━━━━━ Data listing

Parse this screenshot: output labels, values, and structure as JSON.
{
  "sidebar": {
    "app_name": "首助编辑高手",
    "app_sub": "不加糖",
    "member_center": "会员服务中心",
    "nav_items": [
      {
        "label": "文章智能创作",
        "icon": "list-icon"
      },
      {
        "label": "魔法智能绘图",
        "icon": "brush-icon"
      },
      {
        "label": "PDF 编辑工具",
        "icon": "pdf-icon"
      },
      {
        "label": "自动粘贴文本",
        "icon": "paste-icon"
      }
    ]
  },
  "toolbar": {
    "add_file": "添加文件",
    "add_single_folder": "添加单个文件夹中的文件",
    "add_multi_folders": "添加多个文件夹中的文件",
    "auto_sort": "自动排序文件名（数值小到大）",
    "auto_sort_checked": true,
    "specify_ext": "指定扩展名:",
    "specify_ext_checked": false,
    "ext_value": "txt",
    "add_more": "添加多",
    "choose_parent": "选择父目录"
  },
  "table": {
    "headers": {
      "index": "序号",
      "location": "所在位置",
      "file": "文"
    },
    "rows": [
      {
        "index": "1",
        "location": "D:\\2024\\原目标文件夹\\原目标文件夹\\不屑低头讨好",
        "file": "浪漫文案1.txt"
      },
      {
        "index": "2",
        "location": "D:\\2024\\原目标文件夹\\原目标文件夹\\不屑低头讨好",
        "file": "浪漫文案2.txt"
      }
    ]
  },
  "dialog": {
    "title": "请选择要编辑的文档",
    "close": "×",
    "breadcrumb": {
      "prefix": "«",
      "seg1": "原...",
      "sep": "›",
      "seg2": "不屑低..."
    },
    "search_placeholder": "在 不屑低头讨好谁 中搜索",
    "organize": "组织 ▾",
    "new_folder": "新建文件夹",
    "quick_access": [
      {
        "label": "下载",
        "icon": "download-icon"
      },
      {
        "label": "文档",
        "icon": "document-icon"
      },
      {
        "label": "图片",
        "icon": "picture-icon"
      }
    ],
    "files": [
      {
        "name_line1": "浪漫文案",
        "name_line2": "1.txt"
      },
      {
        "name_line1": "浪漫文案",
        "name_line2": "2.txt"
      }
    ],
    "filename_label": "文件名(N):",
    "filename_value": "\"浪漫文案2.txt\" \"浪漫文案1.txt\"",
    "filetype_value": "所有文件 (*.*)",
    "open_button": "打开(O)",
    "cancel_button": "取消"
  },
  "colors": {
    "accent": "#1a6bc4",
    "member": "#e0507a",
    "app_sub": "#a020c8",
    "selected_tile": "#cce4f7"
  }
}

━━━━━━━━━━
━━━━━ Data listing

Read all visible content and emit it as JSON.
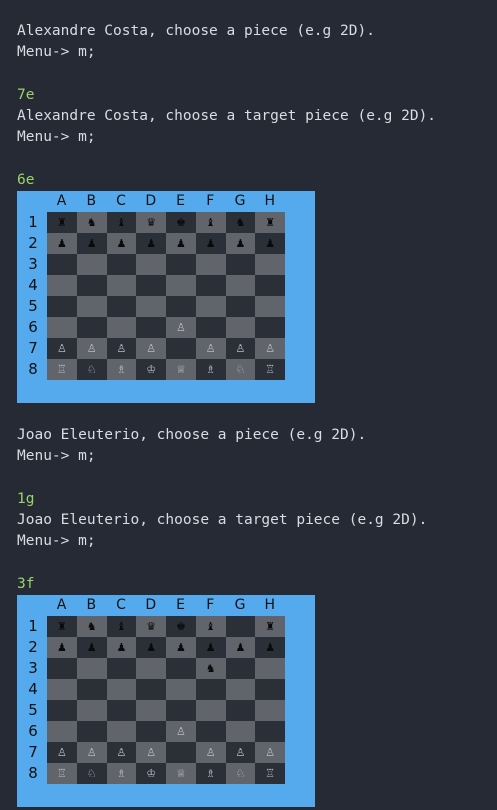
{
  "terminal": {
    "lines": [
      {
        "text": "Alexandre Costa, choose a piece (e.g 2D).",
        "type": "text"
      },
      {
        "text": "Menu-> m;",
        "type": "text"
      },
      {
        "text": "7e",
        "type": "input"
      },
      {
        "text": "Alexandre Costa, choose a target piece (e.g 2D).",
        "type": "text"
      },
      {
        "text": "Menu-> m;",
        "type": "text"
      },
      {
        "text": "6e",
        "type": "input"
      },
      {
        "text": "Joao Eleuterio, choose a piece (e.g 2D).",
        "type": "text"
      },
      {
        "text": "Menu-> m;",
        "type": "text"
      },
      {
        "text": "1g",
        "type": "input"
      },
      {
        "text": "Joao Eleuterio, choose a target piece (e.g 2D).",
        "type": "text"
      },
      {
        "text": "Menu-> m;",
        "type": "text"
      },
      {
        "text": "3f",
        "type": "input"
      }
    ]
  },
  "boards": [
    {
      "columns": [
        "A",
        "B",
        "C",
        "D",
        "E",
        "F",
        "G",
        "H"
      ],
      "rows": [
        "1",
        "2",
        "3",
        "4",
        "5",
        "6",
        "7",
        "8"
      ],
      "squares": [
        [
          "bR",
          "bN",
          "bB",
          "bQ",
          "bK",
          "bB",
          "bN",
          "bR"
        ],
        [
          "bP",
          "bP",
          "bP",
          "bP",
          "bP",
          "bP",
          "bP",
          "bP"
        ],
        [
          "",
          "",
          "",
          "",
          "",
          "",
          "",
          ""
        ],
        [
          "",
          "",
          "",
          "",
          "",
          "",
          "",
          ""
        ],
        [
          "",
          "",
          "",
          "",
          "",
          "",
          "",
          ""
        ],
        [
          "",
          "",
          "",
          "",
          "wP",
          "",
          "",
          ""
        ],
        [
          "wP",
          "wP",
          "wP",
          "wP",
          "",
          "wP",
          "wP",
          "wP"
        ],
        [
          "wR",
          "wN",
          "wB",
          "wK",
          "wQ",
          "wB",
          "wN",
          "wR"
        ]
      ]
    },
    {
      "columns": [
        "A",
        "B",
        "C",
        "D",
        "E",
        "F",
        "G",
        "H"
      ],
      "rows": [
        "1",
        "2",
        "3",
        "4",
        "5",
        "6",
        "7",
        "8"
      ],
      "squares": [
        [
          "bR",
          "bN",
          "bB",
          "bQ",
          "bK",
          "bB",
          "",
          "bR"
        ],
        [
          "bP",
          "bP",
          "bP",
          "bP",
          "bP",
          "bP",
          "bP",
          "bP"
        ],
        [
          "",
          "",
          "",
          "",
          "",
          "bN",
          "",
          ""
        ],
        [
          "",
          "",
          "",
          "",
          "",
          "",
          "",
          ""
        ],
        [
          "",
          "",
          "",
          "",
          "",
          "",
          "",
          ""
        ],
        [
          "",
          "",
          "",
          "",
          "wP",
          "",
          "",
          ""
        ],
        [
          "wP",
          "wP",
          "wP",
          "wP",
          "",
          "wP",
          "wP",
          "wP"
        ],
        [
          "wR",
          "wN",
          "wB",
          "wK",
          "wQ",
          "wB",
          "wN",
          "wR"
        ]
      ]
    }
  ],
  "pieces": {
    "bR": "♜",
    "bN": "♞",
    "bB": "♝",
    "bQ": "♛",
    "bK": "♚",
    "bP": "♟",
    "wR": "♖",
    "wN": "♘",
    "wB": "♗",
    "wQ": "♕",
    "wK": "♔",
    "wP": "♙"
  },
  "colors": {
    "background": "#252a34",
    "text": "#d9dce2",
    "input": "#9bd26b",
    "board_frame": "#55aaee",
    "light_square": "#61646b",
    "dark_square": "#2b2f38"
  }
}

━━━━━━━━━━

> _Required task_
Find each line with the string "target" and copy it out.

> _Expected output_
        "text": "Alexandre Costa, choose a target piece (e.g 2D).",
        "text": "Joao Eleuterio, choose a target piece (e.g 2D).",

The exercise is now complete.